--- begin ---
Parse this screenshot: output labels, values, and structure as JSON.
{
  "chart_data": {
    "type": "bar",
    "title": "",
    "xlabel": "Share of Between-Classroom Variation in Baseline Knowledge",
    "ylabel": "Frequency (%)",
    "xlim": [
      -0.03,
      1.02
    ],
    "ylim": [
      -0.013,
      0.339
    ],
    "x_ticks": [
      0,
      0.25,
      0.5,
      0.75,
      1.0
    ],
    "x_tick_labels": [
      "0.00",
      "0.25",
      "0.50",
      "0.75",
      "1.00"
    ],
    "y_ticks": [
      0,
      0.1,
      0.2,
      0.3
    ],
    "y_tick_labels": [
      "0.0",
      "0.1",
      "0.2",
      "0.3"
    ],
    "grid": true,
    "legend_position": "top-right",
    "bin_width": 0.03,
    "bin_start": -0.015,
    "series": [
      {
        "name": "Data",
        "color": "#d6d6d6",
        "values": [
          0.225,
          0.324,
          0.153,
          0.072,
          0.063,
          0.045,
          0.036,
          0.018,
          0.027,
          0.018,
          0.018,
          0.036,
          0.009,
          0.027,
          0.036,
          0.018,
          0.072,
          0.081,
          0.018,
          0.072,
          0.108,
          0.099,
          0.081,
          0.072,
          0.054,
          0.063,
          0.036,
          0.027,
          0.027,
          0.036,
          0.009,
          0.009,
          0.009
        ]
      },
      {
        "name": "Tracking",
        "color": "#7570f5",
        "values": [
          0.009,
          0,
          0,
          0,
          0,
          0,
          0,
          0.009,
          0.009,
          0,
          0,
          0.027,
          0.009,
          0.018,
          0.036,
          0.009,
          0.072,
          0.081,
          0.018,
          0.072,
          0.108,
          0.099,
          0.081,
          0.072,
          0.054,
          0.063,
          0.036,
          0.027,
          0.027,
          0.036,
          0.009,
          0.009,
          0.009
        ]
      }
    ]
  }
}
--- end ---
--- begin ---
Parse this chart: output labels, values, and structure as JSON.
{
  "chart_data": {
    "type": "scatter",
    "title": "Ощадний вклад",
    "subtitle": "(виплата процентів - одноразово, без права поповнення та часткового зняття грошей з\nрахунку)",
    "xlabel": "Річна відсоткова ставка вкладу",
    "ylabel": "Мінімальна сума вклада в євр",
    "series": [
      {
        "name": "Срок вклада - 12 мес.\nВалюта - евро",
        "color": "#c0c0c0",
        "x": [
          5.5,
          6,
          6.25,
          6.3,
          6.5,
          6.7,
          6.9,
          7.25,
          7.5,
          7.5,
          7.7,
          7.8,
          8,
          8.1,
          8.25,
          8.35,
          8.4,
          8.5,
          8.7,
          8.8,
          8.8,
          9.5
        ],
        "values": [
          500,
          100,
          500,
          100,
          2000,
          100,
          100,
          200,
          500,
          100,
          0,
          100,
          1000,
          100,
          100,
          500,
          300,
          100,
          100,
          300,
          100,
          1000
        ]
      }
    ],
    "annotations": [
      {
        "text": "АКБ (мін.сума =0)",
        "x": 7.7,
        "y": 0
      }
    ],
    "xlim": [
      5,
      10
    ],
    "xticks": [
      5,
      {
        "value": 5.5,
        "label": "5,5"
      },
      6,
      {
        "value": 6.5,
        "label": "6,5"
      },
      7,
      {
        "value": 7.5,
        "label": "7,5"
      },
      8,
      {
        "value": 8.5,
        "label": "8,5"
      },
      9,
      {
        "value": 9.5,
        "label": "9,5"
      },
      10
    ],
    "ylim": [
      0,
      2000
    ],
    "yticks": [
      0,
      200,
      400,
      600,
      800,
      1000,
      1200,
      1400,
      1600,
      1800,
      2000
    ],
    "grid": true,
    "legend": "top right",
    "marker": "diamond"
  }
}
--- end ---
TASK DIRECTIONS ▸ Your task is to collect every line above that contains the word "structure".

RESPONSE ▸
Parse this screenshot: output labels, values, and structure as JSON.
Parse this chart: output labels, values, and structure as JSON.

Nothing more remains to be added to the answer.